Tasks for this exercise |
[A] Say whether each statement agrees with the HMS Welland text below, giving yes or no and quoting the deciding words: (i) Welland was launched on 14 April 1904; (ii) in 1906 the Admiralty added five 6-pounder guns to her armament; (iii) after commissioning she was based at Harwich.
[B] Write the next part of the HMS Welland text below, starting after its last sentence.

Quoted passage Block Start

General characteristics
- Class & type: Yarrow-type River-class destroyer
- Displacement: 590 long tons (599 t) standard; 660 long tons (671 t) full load;
- Length: 231 ft 4 in (70.51 m) o/a
- Beam: 23 ft 6 in (7.16 m)
- Draught: 7 ft 2.5 in (2.197 m)
- Installed power: 7,000 shp (5,200 kW) (average)
- Propulsion: 4 × Yarrow-type water tube boilers; 2 × vertical triple-expansion steam engines; 2 shafts;
- Speed: 25.5 kn (47.2 km/h)
- Range: 130 tons coal; 1,620 nmi (3,000 km) at 11 kn (20 km/h);
- Complement: 70 officers and men
- Armament: 1 × QF 12-pounder 12 cwt Mark I, mounting P Mark I; 3 × QF 12-pounder 8 cwt, mounting G Mark I (added in 1906); 5 × QF 6-pdr gun (removed in 1906); 2 × single tubes for 18-inch (450 mm) torpedoes;

Service record
- Part of: East Coast Destroyer Flotilla - 1905; China Station - 1910; Assigned E Class - Aug 1912 - Oct 1913; 5th Destroyer Flotilla - December 1914;
- Operations: World War I 1914 - 1918

= HMS Welland =

Destroyer of the Royal Navy

HMS Welland was a Yarrow-built River-class destroyer ordered by the Royal Navy under the 1902 – 1903 Naval Estimates. Named after the River Welland that drains into the Wash on the English east coast, she was the first ship to carry this name in the Royal Navy.

==Construction==
She was laid down on 1 October 1902 at the Yarrow shipyard at Poplar and launched on 14 April 1904. She was completed in July 1904. Her original armament was to be the same as the "turtleback" torpedo boat destroyers that preceded her. In 1906 the Admiralty decided to upgrade the armament by removing five 6-pounder guns and adding three 12-pounder 8 cwt guns. Two would be mounted abeam at the forecastle break and the third gun would be mounted on the quarterdeck.

==Service==
After commissioning she was assigned to the East Coast Destroyer Flotilla of the 1st Fleet and based at Harwich. On 27 April 1908 the Eastern Flotilla departed Harwich for live fire and night manoeuvres. During these exercises HMS Attentive rammed and sank HMS Gala then damaged HMS Ribble.

In 1909/1910 she was assigned to China Station.

On 30 August 1912 the Admiralty directed that all destroyer classes were to be designated by letters. The ships of the River class were assigned to the E class and after 30 September 1913, she was known as an E-class destroyer and had the letter ‘E’ painted on the hull below the bridge area and on either the fore or aft funnel.

Quoted passage Block End
Entries shown Block Start

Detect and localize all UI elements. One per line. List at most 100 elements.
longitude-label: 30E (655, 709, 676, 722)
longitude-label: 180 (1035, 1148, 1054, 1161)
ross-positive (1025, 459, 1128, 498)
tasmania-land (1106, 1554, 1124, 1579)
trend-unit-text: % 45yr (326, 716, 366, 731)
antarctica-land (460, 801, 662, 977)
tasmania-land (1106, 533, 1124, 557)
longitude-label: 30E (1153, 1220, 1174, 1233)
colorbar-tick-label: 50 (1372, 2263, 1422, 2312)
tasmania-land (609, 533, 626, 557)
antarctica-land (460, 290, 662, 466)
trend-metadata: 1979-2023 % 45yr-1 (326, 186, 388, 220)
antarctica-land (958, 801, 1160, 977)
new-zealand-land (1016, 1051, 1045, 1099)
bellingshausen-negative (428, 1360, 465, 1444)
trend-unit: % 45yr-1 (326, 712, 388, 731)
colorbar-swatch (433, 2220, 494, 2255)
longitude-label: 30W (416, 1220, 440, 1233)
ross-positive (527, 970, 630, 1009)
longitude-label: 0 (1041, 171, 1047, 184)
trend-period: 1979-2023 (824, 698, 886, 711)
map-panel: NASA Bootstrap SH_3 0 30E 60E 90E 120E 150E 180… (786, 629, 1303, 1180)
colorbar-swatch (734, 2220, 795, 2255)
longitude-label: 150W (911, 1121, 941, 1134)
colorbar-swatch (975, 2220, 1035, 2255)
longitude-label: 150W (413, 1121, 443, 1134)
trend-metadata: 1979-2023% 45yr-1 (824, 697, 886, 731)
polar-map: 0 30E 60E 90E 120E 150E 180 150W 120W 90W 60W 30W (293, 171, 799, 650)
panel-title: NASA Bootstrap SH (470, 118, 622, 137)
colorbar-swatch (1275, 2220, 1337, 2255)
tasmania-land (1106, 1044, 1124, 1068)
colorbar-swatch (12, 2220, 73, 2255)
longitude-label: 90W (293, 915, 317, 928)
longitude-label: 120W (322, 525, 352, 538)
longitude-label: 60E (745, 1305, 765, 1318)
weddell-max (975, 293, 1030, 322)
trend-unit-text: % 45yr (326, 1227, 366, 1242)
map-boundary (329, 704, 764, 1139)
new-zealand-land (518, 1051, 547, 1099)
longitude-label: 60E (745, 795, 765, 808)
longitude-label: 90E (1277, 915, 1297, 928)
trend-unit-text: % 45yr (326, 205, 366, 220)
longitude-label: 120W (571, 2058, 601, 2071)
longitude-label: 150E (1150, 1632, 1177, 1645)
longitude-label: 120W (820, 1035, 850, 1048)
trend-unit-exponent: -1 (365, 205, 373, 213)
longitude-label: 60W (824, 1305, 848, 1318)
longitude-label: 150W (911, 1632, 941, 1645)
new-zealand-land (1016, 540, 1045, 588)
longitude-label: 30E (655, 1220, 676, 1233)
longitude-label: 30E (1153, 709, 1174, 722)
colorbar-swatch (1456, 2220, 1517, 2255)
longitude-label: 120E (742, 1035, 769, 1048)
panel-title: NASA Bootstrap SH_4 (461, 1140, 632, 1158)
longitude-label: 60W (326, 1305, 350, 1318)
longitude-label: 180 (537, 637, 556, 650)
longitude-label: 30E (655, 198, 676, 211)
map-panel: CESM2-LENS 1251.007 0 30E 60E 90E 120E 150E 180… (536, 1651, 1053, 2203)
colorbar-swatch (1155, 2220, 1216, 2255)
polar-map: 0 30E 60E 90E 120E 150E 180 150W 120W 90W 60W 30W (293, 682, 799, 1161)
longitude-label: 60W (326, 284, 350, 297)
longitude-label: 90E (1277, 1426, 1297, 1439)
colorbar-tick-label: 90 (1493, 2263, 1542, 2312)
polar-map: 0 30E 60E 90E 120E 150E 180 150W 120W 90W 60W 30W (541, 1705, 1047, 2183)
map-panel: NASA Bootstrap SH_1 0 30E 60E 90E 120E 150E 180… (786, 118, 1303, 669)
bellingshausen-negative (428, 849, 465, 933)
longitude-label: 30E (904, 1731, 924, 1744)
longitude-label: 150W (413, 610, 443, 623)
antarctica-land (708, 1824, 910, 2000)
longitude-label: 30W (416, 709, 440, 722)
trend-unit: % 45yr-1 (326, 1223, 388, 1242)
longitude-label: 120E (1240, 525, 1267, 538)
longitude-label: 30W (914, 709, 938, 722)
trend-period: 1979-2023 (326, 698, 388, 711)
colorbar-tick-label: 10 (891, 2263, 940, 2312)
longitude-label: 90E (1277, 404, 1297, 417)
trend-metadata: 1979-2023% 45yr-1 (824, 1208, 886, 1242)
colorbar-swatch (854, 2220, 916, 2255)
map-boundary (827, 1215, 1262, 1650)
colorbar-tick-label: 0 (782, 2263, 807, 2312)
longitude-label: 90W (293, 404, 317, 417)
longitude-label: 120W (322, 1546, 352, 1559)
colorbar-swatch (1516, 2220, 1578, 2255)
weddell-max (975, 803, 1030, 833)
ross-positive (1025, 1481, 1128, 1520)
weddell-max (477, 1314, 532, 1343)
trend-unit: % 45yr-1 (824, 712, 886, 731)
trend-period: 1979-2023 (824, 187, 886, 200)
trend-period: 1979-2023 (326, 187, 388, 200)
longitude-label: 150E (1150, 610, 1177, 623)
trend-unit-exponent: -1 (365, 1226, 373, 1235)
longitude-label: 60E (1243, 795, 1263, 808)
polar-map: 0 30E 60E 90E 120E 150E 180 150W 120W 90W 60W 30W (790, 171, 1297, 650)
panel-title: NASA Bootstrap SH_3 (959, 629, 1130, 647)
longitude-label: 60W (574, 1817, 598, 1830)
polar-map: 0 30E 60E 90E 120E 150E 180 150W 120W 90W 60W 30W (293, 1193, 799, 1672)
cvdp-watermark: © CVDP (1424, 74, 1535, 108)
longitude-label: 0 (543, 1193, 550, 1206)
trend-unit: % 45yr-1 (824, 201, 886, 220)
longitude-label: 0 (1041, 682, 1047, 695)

Entries shown Block End

Answer section |
[A]
(i) Yes: "launched on 14 April 1904"
(ii) No: "removing five 6-pounder guns and adding three 12-pounder 8 cwt guns"
(iii) Yes: "based at Harwich"

[B]
In July 1914 she was on the China Station based at Hong Kong tendered to HMS Triumph. She deployed with China Squadron to Qingdao to blockade the German base. After Japan entered the war on the side of the Entente Powers she returned to Hong Kong. With the fall of Qingdao and the sinking of the SMS Emden, she was redeployed to the 5th Destroyer Flotilla in the British Mediterranean Fleet in November 1914 accompanying Triumph, to support the Dardanelles Campaign.

On 25 April 1915 she was assigned to the 7th Squadron assigned to the Smyrna blockade.
5 July 1915 found her on the Smyrna Patrol enforcing the blockade of the Turkish Coast from Cape Kaba to Latitude 38^{o}30’E, 200 nautical miles including Smyrna. At this time she was based at Port Iero on the island of Lesbos.

During March 1917 she provided escort for ships between Malta and Souda. During April 1917 she was in dry dock at Malta for a refit. Following this in May 1917 she was based at Mudros to patrol the Dardanelles. She remained in the Mediterranean until the end of the war.

In 1919 she returned to home waters was paid off and laid up in reserve awaiting disposal. On 30 June 1920 she was sold to Thos. W. Ward of Sheffield for breaking at Preston.

She was awarded the battle honour "Dardanelles 1915 - 1916" for her service.

==Bibliography==

- Chesneau, Roger (1979). "Conway's All The World's Fighting Ships 1860–1905"
- Dittmar, F.J. (1972). "British Warships 1914–1919"
- Friedman, Norman (2009). "British Destroyers: From Earliest Days to the Second World War"
- Gardiner, Robert (1985). "Conway's All The World's Fighting Ships 1906–1921"
- Manning, T. D. (1961). "The British Destroyer"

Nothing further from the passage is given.